Extracted information =
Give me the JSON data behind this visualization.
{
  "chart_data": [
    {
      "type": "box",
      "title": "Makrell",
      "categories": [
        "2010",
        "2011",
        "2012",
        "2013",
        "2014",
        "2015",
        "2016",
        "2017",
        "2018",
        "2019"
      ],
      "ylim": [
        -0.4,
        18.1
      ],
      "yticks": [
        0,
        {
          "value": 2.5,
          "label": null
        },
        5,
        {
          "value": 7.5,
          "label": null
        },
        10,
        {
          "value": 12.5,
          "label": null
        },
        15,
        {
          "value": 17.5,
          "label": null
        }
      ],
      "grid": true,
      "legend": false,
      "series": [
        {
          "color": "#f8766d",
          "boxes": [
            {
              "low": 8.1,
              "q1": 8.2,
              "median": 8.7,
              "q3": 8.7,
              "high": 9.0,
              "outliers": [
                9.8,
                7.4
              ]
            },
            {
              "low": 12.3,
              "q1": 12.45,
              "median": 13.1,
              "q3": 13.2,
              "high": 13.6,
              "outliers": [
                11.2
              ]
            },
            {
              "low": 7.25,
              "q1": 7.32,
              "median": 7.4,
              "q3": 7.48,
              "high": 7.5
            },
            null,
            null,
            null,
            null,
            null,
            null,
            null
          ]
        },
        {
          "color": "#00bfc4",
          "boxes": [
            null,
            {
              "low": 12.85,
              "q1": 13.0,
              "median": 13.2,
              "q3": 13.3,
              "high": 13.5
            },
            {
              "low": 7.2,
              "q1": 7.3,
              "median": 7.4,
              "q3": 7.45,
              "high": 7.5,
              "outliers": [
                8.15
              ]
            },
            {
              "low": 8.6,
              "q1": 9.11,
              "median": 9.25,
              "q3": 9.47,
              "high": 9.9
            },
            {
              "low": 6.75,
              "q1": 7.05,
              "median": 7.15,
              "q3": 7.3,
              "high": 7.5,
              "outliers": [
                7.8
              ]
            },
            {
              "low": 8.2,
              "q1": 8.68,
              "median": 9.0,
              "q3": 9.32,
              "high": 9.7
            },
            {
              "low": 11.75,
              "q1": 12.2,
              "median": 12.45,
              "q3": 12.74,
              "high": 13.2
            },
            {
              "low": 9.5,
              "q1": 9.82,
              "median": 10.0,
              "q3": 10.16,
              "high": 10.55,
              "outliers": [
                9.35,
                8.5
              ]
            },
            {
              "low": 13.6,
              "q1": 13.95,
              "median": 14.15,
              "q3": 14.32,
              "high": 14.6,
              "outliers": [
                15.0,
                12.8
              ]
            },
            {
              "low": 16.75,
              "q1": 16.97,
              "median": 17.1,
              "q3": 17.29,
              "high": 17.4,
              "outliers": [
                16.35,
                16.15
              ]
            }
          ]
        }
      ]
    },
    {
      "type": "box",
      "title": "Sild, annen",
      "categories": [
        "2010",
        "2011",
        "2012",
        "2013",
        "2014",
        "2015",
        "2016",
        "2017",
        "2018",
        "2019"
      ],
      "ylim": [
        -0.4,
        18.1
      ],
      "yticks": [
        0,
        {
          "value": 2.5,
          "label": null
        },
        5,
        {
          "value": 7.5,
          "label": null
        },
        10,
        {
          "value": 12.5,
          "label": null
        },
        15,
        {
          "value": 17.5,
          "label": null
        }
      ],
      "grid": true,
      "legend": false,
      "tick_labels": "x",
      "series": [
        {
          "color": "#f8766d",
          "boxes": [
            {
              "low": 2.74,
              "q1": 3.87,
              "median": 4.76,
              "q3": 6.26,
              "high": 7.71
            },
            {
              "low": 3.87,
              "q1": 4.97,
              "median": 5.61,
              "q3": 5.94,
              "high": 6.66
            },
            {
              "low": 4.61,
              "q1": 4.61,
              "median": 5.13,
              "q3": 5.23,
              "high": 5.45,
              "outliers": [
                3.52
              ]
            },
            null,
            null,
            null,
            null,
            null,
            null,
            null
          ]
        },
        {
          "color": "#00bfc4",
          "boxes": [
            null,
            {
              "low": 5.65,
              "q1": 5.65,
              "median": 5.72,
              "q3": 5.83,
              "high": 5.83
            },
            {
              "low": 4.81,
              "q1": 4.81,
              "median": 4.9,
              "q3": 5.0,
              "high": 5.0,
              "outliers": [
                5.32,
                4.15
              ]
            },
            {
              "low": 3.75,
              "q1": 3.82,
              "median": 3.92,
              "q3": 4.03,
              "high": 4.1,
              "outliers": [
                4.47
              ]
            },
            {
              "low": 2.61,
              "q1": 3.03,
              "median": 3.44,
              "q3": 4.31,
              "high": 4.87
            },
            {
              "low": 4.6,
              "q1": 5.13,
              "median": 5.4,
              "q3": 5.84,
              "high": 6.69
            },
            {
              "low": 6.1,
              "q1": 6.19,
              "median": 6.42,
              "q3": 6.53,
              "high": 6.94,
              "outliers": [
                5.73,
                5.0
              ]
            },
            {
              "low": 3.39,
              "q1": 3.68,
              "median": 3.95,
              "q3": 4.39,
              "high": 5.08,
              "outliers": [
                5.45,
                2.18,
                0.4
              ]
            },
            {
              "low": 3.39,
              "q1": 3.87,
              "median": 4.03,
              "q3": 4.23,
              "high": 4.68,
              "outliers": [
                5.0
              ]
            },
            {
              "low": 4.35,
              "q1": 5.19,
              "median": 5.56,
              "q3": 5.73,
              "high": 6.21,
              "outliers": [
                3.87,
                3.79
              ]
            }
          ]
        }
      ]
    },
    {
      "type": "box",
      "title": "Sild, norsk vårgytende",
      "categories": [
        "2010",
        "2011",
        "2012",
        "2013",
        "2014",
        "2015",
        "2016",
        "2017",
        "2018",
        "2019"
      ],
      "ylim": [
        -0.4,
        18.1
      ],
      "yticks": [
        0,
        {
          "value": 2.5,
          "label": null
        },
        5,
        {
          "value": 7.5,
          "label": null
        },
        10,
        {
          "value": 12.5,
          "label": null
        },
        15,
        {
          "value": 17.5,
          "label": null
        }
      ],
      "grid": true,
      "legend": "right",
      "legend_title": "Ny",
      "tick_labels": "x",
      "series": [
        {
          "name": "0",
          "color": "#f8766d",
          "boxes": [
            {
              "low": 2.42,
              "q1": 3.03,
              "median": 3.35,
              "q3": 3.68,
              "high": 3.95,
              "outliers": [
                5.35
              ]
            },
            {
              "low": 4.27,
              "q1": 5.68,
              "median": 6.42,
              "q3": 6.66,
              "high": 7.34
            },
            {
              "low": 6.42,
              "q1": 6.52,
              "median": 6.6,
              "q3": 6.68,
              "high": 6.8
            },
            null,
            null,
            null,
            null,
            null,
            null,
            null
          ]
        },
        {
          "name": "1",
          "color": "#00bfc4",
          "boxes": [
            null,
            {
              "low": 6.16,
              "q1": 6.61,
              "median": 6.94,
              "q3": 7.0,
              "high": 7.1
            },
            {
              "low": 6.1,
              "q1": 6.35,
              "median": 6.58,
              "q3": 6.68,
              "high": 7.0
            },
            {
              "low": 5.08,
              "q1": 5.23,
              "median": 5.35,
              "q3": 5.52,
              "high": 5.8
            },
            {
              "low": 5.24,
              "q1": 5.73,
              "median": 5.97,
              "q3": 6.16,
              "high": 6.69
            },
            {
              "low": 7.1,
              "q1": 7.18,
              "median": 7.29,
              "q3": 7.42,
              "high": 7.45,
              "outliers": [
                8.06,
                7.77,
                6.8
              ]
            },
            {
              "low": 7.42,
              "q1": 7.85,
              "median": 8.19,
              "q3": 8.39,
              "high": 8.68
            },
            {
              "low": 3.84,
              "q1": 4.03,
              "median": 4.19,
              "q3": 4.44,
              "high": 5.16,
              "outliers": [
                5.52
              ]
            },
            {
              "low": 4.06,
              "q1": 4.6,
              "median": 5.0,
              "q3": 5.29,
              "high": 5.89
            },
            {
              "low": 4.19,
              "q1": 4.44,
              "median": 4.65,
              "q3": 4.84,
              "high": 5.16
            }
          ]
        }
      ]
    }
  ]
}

Exercise task = Count the lines of the data that include the string "Sild", and give only that number.

Written solution = 2